____ Records supplied

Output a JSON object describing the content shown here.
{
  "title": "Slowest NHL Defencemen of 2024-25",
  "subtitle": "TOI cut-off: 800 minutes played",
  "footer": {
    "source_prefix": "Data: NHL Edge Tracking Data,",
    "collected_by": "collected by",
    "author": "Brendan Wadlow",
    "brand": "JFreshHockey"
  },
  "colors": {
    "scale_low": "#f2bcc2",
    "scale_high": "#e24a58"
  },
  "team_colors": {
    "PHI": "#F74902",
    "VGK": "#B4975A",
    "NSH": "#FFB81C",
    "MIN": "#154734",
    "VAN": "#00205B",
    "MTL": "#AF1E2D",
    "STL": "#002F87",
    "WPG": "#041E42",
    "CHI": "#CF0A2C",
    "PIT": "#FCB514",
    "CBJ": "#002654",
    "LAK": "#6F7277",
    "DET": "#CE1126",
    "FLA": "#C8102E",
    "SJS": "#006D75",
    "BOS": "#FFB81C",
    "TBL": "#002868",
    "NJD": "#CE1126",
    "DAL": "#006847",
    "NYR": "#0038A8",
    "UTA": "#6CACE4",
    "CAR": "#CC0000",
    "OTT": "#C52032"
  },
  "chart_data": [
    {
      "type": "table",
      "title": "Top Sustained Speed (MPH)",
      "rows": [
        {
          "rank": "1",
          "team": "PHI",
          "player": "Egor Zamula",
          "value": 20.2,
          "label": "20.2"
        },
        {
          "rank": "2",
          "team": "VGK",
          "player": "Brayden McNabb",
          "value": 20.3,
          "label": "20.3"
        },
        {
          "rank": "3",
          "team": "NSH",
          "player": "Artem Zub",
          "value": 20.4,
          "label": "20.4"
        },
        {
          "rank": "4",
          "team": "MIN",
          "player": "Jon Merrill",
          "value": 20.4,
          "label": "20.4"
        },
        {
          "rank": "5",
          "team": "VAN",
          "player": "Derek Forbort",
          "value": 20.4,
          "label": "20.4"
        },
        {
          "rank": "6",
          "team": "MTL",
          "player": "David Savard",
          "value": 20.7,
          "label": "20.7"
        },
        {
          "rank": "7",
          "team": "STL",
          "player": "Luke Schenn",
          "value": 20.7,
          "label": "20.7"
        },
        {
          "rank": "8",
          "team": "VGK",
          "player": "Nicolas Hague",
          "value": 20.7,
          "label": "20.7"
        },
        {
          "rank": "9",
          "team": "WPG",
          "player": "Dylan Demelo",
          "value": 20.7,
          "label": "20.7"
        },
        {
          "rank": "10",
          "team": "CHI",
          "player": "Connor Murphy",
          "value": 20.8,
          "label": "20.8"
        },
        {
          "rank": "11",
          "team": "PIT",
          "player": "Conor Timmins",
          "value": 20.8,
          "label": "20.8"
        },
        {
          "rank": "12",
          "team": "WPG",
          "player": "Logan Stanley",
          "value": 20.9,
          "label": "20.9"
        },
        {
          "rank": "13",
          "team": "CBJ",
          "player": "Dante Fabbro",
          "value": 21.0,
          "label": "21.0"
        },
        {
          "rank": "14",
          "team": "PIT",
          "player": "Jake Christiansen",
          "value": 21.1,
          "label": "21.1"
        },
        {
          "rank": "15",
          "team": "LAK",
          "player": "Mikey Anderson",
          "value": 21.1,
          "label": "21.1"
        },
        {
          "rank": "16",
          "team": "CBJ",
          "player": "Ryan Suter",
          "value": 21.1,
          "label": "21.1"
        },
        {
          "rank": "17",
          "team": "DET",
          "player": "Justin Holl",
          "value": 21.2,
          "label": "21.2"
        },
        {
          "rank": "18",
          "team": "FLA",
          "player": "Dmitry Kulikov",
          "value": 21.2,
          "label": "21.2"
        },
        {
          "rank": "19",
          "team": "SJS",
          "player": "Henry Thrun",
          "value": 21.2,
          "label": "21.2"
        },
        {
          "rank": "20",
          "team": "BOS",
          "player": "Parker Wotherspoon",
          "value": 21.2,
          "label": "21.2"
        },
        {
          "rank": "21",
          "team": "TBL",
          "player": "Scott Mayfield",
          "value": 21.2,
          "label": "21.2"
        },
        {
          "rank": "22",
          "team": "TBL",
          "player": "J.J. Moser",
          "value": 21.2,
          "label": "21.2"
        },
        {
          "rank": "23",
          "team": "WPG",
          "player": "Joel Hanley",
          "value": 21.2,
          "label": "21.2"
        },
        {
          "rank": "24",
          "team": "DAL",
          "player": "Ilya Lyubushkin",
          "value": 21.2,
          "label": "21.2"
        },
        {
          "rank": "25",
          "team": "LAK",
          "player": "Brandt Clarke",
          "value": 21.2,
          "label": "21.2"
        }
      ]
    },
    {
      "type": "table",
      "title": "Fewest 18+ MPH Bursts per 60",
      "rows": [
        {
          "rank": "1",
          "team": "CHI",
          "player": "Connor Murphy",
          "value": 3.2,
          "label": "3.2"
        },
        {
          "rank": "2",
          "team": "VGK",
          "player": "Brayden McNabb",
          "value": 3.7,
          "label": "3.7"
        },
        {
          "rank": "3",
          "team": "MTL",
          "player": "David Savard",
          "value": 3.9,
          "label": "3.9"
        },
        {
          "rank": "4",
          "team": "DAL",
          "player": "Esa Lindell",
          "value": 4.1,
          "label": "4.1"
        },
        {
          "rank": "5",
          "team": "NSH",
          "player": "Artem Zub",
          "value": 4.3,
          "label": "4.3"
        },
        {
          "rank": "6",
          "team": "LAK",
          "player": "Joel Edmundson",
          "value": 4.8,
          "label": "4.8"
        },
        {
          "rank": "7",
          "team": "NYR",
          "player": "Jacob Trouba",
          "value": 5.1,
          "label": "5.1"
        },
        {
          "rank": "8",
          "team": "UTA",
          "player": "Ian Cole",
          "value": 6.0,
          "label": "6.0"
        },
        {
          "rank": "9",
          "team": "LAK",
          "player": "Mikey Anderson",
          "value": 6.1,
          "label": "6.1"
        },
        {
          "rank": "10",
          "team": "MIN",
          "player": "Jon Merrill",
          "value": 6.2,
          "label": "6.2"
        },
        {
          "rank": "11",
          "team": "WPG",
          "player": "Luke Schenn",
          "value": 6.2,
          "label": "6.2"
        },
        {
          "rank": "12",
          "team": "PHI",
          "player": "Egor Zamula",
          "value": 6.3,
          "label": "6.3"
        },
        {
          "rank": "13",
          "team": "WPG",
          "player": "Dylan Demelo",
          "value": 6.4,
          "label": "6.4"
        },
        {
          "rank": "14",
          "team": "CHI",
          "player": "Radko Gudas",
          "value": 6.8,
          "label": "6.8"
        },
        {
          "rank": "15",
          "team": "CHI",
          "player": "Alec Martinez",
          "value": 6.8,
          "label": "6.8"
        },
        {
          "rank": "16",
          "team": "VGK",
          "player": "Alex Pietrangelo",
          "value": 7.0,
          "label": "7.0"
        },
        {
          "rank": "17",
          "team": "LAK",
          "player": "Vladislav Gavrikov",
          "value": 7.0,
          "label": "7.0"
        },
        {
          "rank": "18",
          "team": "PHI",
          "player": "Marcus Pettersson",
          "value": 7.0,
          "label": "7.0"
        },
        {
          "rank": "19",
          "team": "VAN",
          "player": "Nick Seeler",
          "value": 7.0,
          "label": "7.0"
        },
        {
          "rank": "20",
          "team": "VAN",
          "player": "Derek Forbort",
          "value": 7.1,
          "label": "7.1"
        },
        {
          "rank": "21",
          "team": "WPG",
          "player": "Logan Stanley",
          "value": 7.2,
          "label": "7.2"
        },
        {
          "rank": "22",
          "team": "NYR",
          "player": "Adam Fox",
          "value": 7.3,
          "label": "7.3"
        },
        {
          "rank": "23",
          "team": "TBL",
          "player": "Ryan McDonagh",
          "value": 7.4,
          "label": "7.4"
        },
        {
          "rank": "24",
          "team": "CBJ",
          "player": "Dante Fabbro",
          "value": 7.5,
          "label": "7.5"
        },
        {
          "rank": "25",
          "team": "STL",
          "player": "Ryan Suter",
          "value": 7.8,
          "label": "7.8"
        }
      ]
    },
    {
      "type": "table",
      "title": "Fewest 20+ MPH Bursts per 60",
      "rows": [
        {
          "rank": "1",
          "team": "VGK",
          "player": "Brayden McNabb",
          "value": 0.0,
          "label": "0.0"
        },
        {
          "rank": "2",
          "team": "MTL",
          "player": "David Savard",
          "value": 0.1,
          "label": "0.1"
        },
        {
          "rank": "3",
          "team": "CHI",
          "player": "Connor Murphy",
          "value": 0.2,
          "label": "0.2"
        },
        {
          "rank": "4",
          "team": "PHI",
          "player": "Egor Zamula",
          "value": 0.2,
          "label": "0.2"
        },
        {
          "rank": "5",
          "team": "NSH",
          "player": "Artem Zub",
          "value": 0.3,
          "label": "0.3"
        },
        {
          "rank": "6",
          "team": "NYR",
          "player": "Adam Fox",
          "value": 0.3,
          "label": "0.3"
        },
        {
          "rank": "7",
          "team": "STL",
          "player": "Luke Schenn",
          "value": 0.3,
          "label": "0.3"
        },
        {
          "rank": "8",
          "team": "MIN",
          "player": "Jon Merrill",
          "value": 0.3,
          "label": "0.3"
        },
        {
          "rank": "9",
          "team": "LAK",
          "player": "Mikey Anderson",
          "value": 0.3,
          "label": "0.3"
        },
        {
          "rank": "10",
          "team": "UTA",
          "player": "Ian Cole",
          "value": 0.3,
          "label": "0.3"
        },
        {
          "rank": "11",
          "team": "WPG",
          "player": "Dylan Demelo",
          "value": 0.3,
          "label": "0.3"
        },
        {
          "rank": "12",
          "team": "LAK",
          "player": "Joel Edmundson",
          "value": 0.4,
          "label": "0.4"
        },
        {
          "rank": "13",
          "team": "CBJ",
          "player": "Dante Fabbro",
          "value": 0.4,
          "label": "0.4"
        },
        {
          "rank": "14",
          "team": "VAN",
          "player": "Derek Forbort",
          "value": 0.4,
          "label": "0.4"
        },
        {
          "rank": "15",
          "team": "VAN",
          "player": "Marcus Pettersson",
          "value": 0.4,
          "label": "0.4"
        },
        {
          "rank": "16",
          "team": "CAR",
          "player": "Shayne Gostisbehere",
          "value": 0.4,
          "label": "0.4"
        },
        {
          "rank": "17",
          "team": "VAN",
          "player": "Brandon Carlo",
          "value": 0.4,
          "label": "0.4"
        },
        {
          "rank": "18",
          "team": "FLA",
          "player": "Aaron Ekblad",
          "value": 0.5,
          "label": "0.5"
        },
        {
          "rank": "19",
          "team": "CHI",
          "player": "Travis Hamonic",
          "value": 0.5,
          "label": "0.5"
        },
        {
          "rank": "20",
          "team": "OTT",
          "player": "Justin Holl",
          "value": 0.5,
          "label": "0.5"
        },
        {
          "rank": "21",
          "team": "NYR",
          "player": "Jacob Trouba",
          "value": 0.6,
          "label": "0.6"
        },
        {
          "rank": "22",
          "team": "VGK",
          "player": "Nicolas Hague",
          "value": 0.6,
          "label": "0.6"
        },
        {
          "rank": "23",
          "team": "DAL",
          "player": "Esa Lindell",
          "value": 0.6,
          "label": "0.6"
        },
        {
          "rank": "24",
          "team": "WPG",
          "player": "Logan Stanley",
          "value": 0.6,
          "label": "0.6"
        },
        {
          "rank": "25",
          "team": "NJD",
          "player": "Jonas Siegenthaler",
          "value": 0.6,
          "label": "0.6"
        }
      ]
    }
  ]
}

________

What you are asked to do |
Only the number is wanted: count the lines of the records that hold the word "Bursts".

Correct answer |
2